▶ [TASK STATEMENT]:
Copy out every line in which the string "this" occurs.

** Start RAW RECORDS **

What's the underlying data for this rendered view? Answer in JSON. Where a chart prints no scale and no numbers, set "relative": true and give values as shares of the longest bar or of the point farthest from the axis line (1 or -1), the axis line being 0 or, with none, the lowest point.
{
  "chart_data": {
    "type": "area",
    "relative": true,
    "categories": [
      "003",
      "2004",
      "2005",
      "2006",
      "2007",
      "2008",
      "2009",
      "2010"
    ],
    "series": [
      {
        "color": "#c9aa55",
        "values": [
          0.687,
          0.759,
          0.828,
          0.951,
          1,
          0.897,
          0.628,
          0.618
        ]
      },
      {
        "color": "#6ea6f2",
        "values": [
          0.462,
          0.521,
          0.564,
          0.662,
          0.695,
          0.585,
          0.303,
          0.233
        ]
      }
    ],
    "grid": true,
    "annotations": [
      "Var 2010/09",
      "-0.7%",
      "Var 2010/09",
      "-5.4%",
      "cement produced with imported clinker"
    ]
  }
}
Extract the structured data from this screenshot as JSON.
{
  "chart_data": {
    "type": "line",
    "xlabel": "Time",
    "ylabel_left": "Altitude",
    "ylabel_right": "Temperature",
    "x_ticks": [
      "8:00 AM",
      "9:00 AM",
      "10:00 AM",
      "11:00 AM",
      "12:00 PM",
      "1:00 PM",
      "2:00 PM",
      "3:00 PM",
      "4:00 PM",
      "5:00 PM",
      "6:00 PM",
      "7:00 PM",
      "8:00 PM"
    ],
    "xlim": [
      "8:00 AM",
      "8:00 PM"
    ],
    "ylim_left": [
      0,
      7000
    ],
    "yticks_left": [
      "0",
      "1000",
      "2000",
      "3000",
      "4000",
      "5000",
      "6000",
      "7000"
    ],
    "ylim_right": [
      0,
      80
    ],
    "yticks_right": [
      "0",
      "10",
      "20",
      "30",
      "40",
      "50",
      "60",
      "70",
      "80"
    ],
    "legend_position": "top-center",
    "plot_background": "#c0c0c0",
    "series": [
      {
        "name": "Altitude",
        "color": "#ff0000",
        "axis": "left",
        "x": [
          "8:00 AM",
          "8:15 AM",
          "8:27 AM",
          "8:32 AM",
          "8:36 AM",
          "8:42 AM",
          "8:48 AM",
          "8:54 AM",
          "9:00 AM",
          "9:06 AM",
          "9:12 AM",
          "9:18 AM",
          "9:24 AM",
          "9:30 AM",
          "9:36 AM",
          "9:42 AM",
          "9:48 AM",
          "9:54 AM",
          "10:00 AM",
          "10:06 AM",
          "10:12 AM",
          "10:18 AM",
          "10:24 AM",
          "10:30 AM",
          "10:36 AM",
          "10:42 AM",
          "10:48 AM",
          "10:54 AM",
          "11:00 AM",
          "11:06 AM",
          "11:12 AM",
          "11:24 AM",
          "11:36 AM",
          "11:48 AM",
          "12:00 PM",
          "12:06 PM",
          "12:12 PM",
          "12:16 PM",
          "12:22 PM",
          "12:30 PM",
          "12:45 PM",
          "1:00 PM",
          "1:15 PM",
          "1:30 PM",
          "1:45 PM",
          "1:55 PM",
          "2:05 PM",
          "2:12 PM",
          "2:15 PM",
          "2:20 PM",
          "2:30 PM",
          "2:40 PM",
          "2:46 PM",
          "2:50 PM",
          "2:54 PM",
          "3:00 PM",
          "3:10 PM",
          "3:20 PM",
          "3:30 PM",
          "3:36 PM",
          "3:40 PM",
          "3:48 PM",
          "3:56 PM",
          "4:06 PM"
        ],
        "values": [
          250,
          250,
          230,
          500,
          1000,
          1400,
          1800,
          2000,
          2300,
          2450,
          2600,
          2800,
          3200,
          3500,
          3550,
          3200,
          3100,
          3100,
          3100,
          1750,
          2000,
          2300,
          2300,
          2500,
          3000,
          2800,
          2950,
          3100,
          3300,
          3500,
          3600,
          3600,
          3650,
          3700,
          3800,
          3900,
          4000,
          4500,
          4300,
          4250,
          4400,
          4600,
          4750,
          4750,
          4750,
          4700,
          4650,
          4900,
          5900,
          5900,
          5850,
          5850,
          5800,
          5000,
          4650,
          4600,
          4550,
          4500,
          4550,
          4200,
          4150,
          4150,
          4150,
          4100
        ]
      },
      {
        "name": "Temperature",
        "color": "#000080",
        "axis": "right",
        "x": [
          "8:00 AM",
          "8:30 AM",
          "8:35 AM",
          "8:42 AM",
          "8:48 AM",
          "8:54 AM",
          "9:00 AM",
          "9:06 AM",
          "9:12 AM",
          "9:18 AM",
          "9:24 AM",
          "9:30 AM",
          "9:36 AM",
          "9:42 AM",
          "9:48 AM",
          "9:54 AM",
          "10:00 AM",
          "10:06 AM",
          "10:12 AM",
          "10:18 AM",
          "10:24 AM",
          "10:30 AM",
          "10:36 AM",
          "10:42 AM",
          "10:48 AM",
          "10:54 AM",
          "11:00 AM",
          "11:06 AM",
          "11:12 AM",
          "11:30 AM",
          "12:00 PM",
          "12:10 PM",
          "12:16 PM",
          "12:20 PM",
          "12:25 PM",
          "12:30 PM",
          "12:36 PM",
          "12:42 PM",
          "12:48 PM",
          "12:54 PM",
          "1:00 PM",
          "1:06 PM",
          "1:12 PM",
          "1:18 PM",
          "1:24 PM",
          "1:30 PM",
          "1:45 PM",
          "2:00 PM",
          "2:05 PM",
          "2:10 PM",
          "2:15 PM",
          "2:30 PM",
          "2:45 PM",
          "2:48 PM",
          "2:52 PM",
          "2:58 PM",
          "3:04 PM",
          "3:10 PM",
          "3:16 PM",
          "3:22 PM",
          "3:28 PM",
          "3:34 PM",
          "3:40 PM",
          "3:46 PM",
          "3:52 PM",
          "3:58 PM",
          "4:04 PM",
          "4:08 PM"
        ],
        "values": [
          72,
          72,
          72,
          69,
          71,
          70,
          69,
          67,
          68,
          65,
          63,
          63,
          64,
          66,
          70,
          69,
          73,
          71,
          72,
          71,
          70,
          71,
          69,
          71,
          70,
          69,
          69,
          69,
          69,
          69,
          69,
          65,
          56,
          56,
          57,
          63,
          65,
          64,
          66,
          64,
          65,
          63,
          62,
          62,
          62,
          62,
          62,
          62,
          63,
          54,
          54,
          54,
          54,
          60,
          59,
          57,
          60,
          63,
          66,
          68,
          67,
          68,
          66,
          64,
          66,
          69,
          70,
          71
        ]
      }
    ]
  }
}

** End RAW RECORDS **
** Start RAW RECORDS **

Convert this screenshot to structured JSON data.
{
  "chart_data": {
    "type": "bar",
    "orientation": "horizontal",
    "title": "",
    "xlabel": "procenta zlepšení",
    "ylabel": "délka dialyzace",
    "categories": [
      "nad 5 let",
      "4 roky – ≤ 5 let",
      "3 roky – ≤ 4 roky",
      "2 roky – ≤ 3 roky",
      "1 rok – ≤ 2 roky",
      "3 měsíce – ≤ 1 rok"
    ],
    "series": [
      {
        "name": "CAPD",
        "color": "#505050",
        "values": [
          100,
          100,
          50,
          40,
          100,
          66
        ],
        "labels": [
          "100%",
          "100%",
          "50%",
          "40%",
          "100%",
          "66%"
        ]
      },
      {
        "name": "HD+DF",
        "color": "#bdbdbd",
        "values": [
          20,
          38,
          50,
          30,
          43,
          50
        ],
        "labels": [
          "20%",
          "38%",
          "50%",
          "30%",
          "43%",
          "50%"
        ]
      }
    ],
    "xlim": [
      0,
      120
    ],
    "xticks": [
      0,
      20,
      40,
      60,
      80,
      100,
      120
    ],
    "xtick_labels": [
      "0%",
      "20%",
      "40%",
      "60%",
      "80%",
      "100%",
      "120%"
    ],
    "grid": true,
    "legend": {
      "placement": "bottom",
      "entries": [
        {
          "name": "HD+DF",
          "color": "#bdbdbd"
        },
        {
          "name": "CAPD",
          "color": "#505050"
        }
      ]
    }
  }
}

** End RAW RECORDS **

▶ [TASK ANSWER]:
What's the underlying data for this rendered view? Answer in JSON. Where a chart prints no scale and no numbers, set "relative": true and give values as shares of the longest bar or of the point farthest from the axis line (1 or -1), the axis line being 0 or, with none, the lowest point.
Extract the structured data from this screenshot as JSON.
Convert this screenshot to structured JSON data.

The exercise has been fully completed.